**Data shown:**
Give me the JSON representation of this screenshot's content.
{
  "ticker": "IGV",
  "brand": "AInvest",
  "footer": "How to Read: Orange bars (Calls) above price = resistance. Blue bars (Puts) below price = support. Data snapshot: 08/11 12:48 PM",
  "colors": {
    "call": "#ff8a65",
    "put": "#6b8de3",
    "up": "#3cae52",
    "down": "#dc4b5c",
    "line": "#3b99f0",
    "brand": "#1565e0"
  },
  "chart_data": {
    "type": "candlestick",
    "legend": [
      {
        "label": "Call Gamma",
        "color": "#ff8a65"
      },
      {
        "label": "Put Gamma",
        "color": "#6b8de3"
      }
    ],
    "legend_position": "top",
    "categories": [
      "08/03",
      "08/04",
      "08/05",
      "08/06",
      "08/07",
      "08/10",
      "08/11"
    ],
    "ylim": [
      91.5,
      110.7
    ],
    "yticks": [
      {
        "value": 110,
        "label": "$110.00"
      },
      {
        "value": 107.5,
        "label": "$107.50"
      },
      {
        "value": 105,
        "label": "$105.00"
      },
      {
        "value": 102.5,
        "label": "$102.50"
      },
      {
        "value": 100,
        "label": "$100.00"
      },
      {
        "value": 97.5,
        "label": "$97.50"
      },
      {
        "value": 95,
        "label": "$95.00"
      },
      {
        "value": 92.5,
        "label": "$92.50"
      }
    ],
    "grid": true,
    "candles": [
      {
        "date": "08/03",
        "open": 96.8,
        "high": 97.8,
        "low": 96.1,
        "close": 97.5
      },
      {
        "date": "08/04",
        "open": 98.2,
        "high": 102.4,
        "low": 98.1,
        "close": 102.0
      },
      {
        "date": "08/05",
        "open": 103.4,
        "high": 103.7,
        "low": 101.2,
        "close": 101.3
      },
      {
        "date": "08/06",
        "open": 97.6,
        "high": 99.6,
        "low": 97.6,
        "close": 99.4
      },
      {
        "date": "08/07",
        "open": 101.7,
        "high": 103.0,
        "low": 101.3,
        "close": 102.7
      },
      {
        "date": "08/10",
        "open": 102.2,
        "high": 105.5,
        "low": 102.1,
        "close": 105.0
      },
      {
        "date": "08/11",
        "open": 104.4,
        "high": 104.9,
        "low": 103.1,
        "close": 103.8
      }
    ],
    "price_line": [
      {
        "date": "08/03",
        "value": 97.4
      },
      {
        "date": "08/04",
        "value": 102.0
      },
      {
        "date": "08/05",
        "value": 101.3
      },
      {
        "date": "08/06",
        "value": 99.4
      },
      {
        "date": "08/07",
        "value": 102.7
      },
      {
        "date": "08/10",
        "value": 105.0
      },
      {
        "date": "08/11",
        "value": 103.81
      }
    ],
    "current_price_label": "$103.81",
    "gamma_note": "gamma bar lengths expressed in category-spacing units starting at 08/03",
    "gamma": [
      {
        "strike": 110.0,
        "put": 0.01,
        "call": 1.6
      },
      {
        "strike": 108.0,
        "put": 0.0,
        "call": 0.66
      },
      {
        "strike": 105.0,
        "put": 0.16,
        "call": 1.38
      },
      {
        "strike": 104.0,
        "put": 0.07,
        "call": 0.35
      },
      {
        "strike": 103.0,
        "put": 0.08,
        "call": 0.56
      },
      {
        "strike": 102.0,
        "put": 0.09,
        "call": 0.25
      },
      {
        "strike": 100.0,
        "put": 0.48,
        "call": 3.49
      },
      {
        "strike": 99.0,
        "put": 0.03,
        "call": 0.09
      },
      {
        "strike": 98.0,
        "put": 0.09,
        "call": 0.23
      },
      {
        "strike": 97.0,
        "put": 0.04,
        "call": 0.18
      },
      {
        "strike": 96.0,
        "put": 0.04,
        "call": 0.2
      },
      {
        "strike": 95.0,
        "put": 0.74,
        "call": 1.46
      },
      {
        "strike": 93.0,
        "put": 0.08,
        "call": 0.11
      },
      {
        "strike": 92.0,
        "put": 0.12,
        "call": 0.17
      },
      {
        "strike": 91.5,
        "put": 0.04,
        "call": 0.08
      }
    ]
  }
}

**The problem:**
Write each line above out exactly.

**Solution to the problem:**
Give me the JSON representation of this screenshot's content.
{
  "ticker": "IGV",
  "brand": "AInvest",
  "footer": "How to Read: Orange bars (Calls) above price = resistance. Blue bars (Puts) below price = support. Data snapshot: 08/11 12:48 PM",
  "colors": {
    "call": "#ff8a65",
    "put": "#6b8de3",
    "up": "#3cae52",
    "down": "#dc4b5c",
    "line": "#3b99f0",
    "brand": "#1565e0"
  },
  "chart_data": {
    "type": "candlestick",
    "legend": [
      {
        "label": "Call Gamma",
        "color": "#ff8a65"
      },
      {
        "label": "Put Gamma",
        "color": "#6b8de3"
      }
    ],
    "legend_position": "top",
    "categories": [
      "08/03",
      "08/04",
      "08/05",
      "08/06",
      "08/07",
      "08/10",
      "08/11"
    ],
    "ylim": [
      91.5,
      110.7
    ],
    "yticks": [
      {
        "value": 110,
        "label": "$110.00"
      },
      {
        "value": 107.5,
        "label": "$107.50"
      },
      {
        "value": 105,
        "label": "$105.00"
      },
      {
        "value": 102.5,
        "label": "$102.50"
      },
      {
        "value": 100,
        "label": "$100.00"
      },
      {
        "value": 97.5,
        "label": "$97.50"
      },
      {
        "value": 95,
        "label": "$95.00"
      },
      {
        "value": 92.5,
        "label": "$92.50"
      }
    ],
    "grid": true,
    "candles": [
      {
        "date": "08/03",
        "open": 96.8,
        "high": 97.8,
        "low": 96.1,
        "close": 97.5
      },
      {
        "date": "08/04",
        "open": 98.2,
        "high": 102.4,
        "low": 98.1,
        "close": 102.0
      },
      {
        "date": "08/05",
        "open": 103.4,
        "high": 103.7,
        "low": 101.2,
        "close": 101.3
      },
      {
        "date": "08/06",
        "open": 97.6,
        "high": 99.6,
        "low": 97.6,
        "close": 99.4
      },
      {
        "date": "08/07",
        "open": 101.7,
        "high": 103.0,
        "low": 101.3,
        "close": 102.7
      },
      {
        "date": "08/10",
        "open": 102.2,
        "high": 105.5,
        "low": 102.1,
        "close": 105.0
      },
      {
        "date": "08/11",
        "open": 104.4,
        "high": 104.9,
        "low": 103.1,
        "close": 103.8
      }
    ],
    "price_line": [
      {
        "date": "08/03",
        "value": 97.4
      },
      {
        "date": "08/04",
        "value": 102.0
      },
      {
        "date": "08/05",
        "value": 101.3
      },
      {
        "date": "08/06",
        "value": 99.4
      },
      {
        "date": "08/07",
        "value": 102.7
      },
      {
        "date": "08/10",
        "value": 105.0
      },
      {
        "date": "08/11",
        "value": 103.81
      }
    ],
    "current_price_label": "$103.81",
    "gamma_note": "gamma bar lengths expressed in category-spacing units starting at 08/03",
    "gamma": [
      {
        "strike": 110.0,
        "put": 0.01,
        "call": 1.6
      },
      {
        "strike": 108.0,
        "put": 0.0,
        "call": 0.66
      },
      {
        "strike": 105.0,
        "put": 0.16,
        "call": 1.38
      },
      {
        "strike": 104.0,
        "put": 0.07,
        "call": 0.35
      },
      {
        "strike": 103.0,
        "put": 0.08,
        "call": 0.56
      },
      {
        "strike": 102.0,
        "put": 0.09,
        "call": 0.25
      },
      {
        "strike": 100.0,
        "put": 0.48,
        "call": 3.49
      },
      {
        "strike": 99.0,
        "put": 0.03,
        "call": 0.09
      },
      {
        "strike": 98.0,
        "put": 0.09,
        "call": 0.23
      },
      {
        "strike": 97.0,
        "put": 0.04,
        "call": 0.18
      },
      {
        "strike": 96.0,
        "put": 0.04,
        "call": 0.2
      },
      {
        "strike": 95.0,
        "put": 0.74,
        "call": 1.46
      },
      {
        "strike": 93.0,
        "put": 0.08,
        "call": 0.11
      },
      {
        "strike": 92.0,
        "put": 0.12,
        "call": 0.17
      },
      {
        "strike": 91.5,
        "put": 0.04,
        "call": 0.08
      }
    ]
  }
}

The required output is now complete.